Textauszug

★ ★ ★ ★

Beiträge im Archiv Januar 2019

Die Sängerin Peaches singt in der Neuproduktion von Brechts „Die Sieben Todsünden“

30.
Jan.
2019

Bad Girl des Electroclash

 

„Fuck the pain away“ – so lautet der Titel des populärsten Songs der Sängerin Peaches, die am Samstag in der Rolle der Anna in der Neuinszenierung von Brechts „Die sieben Todsünden“ am Schauspiel Stuttgart zu sehen sein wird. Sogar in einigen Fernsehserien und Filmen wurde der Song verwendet, in der Serie „South Park“ etwa, vor allem aber in der Szene in einem japanischen Stripclub in Sofia Coppolas Film „Lost in Translation“ mit Bill Murray und Scarlett Johannson. Es ist eine coole Dancefloornummer explizit sexuellem Inhalt – der aber, abgesehen vom Songtitel, noch recht harmlos anmutet im Vergleich mit dem, was die 1966 in Kanada als Merrill Beth Nisker geborene Sängerin und Performancekünstlerin später produziert hat.
Wer sich etwa „Rub“, das Video zum Titelsong von Peaches´ letztem, 2015 erschienenen Album auf Youtube anschauen möchte, muss zunächst mit einem Klick eine Art Einverständniserklärung abgeben. Der Inhalt sei „von der YouTube-Community für einige Zielgruppen als unangemessen oder beleidigend eingestuft“ worden, und allgemein „für jüngere oder sensible Zuschauer nicht geeignet“. Das kann man nachvollziehen. Der Clip lässt sich als drastisches Bekenntnis zur sexuellen Libertinage deuten, gespickt mit Orgienszenen, allerhand nackter Haut und Genitalien in Großaufnahme. Gegen Ende schwenkt zur Textzeile „Can’t talk right now / The chicks dick is in my mouth“ gar noch ein Hermaphrodit sein primäres Geschlechtsteil über der knienden Sängerin. Muss man mögen.
Vermutlich ist mit Videos wie diesem die Grenze dessen erreicht, was gerade noch nicht als Pornografie gilt. Viele der über 5000 Kommentare auf Youtube sind negativ – was auch damit zusammenhängen könnte, dass man hier Menschen beim Sex sieht, die ganz und gar nicht der Körpernorm entsprechen. Gestylte Sängerinnen wie Madonna, die ein Image als Sexqueen pflegen, wirken im Vergleich dazu fast aseptisch.

★ ★ ★ ★

Einträge der Sammlung
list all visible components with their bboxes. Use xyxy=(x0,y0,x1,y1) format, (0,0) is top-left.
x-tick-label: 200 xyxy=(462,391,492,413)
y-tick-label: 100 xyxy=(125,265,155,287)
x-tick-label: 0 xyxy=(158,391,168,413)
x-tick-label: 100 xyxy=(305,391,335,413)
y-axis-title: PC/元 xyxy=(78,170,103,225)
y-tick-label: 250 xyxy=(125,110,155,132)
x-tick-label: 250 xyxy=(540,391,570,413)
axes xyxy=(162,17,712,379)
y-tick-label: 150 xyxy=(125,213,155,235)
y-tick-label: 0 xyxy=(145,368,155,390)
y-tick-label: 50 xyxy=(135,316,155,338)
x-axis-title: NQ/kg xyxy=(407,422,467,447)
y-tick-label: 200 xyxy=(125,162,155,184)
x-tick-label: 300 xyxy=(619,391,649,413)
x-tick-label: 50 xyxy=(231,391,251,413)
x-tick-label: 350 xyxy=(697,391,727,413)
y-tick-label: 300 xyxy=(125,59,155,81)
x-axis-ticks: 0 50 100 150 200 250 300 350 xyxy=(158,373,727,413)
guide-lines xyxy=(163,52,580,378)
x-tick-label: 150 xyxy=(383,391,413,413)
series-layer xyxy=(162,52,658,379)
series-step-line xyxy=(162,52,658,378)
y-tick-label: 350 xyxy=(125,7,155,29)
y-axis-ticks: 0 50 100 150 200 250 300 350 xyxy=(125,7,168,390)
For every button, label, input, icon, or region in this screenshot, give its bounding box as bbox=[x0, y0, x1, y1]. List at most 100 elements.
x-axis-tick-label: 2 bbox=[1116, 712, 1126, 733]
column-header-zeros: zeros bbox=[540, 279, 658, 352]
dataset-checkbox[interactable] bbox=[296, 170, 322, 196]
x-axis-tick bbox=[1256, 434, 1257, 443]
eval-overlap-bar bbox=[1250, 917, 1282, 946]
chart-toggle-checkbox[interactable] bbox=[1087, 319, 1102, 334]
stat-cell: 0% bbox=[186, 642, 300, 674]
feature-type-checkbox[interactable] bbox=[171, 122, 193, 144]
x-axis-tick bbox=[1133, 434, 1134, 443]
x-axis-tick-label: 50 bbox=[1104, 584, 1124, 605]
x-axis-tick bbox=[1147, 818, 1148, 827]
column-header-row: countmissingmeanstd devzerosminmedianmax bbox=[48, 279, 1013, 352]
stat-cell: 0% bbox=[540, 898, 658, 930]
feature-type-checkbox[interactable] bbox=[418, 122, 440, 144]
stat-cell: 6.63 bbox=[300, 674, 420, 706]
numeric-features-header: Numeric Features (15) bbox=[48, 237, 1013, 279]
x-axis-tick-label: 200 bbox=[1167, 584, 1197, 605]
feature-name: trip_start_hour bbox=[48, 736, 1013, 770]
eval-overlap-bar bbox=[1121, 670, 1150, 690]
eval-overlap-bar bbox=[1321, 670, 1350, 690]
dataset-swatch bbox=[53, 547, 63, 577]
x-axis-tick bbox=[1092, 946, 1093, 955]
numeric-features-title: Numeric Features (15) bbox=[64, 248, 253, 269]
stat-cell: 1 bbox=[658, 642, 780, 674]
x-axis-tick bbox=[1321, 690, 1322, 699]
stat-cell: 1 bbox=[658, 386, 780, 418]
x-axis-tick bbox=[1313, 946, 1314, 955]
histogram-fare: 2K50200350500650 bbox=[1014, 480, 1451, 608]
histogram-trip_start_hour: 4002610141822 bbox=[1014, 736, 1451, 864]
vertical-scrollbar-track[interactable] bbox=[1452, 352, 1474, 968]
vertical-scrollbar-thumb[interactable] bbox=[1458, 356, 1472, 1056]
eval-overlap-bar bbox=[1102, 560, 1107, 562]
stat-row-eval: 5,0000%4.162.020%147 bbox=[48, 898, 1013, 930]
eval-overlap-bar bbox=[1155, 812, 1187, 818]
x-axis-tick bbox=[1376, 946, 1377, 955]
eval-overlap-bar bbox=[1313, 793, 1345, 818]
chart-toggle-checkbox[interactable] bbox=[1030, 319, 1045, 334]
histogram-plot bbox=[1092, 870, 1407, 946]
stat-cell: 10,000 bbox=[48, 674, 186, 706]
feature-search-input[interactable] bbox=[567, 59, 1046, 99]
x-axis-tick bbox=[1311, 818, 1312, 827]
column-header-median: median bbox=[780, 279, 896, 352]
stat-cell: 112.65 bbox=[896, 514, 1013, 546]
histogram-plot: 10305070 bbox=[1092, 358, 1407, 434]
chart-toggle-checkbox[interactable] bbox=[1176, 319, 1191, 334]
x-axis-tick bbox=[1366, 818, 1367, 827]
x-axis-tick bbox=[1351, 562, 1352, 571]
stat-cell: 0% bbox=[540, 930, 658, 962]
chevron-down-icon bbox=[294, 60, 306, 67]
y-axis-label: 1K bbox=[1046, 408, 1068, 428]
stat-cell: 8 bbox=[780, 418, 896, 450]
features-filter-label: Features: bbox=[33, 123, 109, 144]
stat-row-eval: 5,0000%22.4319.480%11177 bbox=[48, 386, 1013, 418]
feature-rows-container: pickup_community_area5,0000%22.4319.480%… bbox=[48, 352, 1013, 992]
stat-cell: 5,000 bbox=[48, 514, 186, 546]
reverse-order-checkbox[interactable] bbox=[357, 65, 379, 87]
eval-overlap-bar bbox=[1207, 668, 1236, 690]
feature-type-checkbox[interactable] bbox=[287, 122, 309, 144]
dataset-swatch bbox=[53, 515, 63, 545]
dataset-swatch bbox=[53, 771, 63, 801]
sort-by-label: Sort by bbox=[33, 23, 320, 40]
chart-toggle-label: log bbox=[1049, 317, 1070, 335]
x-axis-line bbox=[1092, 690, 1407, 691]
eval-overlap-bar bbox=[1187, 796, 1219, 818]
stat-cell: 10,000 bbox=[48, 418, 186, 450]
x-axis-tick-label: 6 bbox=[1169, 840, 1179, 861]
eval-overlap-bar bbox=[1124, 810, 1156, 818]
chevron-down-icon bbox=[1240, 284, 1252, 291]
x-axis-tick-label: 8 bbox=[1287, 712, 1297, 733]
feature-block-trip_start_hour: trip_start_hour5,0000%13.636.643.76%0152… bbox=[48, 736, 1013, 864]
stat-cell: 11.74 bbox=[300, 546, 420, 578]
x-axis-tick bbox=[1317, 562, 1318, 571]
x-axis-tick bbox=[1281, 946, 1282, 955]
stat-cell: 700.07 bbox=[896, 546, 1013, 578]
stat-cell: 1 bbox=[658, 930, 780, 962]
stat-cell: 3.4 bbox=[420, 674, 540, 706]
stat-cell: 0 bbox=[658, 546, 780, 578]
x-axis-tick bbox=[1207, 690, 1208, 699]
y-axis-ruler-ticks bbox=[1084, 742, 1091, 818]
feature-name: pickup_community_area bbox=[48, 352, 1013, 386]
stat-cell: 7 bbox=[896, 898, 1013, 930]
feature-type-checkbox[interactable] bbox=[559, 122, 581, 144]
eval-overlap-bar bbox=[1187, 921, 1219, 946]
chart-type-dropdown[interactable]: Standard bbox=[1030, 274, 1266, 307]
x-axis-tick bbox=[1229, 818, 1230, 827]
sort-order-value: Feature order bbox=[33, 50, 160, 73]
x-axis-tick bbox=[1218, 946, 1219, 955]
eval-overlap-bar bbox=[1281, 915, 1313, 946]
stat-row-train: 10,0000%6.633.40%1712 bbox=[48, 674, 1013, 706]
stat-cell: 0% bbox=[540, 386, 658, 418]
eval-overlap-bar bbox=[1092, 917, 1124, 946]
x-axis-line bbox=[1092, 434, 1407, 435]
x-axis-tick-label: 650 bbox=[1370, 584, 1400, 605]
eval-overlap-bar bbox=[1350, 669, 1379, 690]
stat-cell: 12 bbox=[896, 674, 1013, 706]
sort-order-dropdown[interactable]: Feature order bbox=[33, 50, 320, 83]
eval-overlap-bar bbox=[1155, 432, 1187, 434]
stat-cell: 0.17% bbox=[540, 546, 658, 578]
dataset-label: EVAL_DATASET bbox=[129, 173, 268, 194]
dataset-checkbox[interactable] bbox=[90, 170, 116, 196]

★ ★ ★ ★

Schriftliche Aufgabe 1
Welche Rolle spielt die Sängerin laut dem Textauszug über Peaches in der Stuttgarter Neuinszenierung?
Schriftliche Aufgabe 2
Führe den Textauszug über Peaches im Anschluss an seinen letzten Satz weiter.

Endergebnis 1
Sie spielt die Anna in Brechts „Die sieben Todsünden“ am Schauspiel Stuttgart.

Endergebnis 2
Tatsächlich sind die heterosexuellen Rollenbilder der kommerzialisierten Unterhaltungsbranche ein Graus für Peaches, die ich nach einer Probe in ihrer Garderobe im Schauspielhaus treffe. Sie wirkt ein wenig müde, eine Erkältung macht ihr noch zu schaffen, aber immerhin, die Stimme ist wieder da. Ihr wichtigstes Anliegen, sagt Peaches, sei Selbstbestimmung. „Ich möchte, dass sich die Menschen nicht danach richten, was andere erwarten.“
Das hat sie auch selbst nicht getan. „The Shit“ heißt ihre erste wilde Punkband, ab 2000 nennt sie sich dann, nach einer archetypischen afrikanischen Frauenfigur in einem Song von Nina Simone, „Peaches“ und avanciert nach ihrem Umzug nach Berlin zu einem Star des sogenannten Electroclash, einer Musikrichtung, die die rebellische Haltung des Punk mit elektronischer Musik zusammenbringt. Sie beginnt, eigene Sounds zu produzieren und ihre offensiven Liveshows, bei denen sie schon mal im rosa Latexhöschen auf die Bühne kommt, ziehen ein immer größer werdendes Publikum an. Peaches erwirbt sich ein Bad Girl-Image, tritt im Vorprogramm von Björk auf, Karl Lagerfeld macht eine Fotoserie mit ihr. Für ihr zweites Album „Fatherfucker“ geht sie gar mit Iggy Pop ins Studio.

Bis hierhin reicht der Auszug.